*Task to carry out*
The records below need retyping in full; give them again exactly.

-- Begin Information provided --

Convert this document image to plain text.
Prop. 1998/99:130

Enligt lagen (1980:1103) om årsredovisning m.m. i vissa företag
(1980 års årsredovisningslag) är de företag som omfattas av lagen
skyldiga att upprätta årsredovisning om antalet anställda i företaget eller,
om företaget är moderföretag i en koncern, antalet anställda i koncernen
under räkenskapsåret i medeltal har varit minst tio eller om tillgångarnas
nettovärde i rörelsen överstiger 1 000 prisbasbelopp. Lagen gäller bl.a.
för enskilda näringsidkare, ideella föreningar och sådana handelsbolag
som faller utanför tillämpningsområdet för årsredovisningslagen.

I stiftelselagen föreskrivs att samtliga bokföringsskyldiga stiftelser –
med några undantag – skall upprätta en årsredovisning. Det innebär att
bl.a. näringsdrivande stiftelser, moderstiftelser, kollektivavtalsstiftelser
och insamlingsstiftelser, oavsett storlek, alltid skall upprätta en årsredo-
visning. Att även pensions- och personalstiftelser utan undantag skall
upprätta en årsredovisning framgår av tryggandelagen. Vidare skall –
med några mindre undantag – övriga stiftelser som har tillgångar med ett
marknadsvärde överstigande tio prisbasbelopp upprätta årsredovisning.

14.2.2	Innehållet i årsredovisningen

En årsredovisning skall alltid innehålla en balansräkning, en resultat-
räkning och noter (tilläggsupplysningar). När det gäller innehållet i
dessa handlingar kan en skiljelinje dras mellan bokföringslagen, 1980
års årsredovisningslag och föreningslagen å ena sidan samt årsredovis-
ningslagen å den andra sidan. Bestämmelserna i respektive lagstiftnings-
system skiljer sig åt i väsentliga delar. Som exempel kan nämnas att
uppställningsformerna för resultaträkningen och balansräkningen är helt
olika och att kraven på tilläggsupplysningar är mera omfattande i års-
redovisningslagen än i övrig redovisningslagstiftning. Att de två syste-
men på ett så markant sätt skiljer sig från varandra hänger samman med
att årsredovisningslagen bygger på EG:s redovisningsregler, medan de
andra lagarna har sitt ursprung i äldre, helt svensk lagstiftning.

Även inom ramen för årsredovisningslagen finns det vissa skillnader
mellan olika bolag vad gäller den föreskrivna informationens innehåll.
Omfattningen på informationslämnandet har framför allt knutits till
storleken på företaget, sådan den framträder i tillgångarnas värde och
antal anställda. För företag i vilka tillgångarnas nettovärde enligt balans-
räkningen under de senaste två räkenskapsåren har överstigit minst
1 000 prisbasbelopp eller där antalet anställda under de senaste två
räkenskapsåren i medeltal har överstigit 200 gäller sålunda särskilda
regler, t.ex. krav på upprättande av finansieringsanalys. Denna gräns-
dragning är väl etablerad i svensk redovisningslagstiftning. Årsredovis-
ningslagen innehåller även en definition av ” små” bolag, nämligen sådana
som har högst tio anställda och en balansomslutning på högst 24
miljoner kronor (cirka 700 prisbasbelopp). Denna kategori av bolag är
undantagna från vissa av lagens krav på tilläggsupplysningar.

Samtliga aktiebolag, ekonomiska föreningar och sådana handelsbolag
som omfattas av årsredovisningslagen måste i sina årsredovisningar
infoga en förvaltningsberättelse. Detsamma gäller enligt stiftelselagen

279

-- End Information provided --

*Reply*
Convert this document image to plain text.
Prop. 1998/99:130

Enligt lagen (1980:1103) om årsredovisning m.m. i vissa företag
(1980 års årsredovisningslag) är de företag som omfattas av lagen
skyldiga att upprätta årsredovisning om antalet anställda i företaget eller,
om företaget är moderföretag i en koncern, antalet anställda i koncernen
under räkenskapsåret i medeltal har varit minst tio eller om tillgångarnas
nettovärde i rörelsen överstiger 1 000 prisbasbelopp. Lagen gäller bl.a.
för enskilda näringsidkare, ideella föreningar och sådana handelsbolag
som faller utanför tillämpningsområdet för årsredovisningslagen.

I stiftelselagen föreskrivs att samtliga bokföringsskyldiga stiftelser –
med några undantag – skall upprätta en årsredovisning. Det innebär att
bl.a. näringsdrivande stiftelser, moderstiftelser, kollektivavtalsstiftelser
och insamlingsstiftelser, oavsett storlek, alltid skall upprätta en årsredo-
visning. Att även pensions- och personalstiftelser utan undantag skall
upprätta en årsredovisning framgår av tryggandelagen. Vidare skall –
med några mindre undantag – övriga stiftelser som har tillgångar med ett
marknadsvärde överstigande tio prisbasbelopp upprätta årsredovisning.

14.2.2	Innehållet i årsredovisningen

En årsredovisning skall alltid innehålla en balansräkning, en resultat-
räkning och noter (tilläggsupplysningar). När det gäller innehållet i
dessa handlingar kan en skiljelinje dras mellan bokföringslagen, 1980
års årsredovisningslag och föreningslagen å ena sidan samt årsredovis-
ningslagen å den andra sidan. Bestämmelserna i respektive lagstiftnings-
system skiljer sig åt i väsentliga delar. Som exempel kan nämnas att
uppställningsformerna för resultaträkningen och balansräkningen är helt
olika och att kraven på tilläggsupplysningar är mera omfattande i års-
redovisningslagen än i övrig redovisningslagstiftning. Att de två syste-
men på ett så markant sätt skiljer sig från varandra hänger samman med
att årsredovisningslagen bygger på EG:s redovisningsregler, medan de
andra lagarna har sitt ursprung i äldre, helt svensk lagstiftning.

Även inom ramen för årsredovisningslagen finns det vissa skillnader
mellan olika bolag vad gäller den föreskrivna informationens innehåll.
Omfattningen på informationslämnandet har framför allt knutits till
storleken på företaget, sådan den framträder i tillgångarnas värde och
antal anställda. För företag i vilka tillgångarnas nettovärde enligt balans-
räkningen under de senaste två räkenskapsåren har överstigit minst
1 000 prisbasbelopp eller där antalet anställda under de senaste två
räkenskapsåren i medeltal har överstigit 200 gäller sålunda särskilda
regler, t.ex. krav på upprättande av finansieringsanalys. Denna gräns-
dragning är väl etablerad i svensk redovisningslagstiftning. Årsredovis-
ningslagen innehåller även en definition av ” små” bolag, nämligen sådana
som har högst tio anställda och en balansomslutning på högst 24
miljoner kronor (cirka 700 prisbasbelopp). Denna kategori av bolag är
undantagna från vissa av lagens krav på tilläggsupplysningar.

Samtliga aktiebolag, ekonomiska föreningar och sådana handelsbolag
som omfattas av årsredovisningslagen måste i sina årsredovisningar
infoga en förvaltningsberättelse. Detsamma gäller enligt stiftelselagen

279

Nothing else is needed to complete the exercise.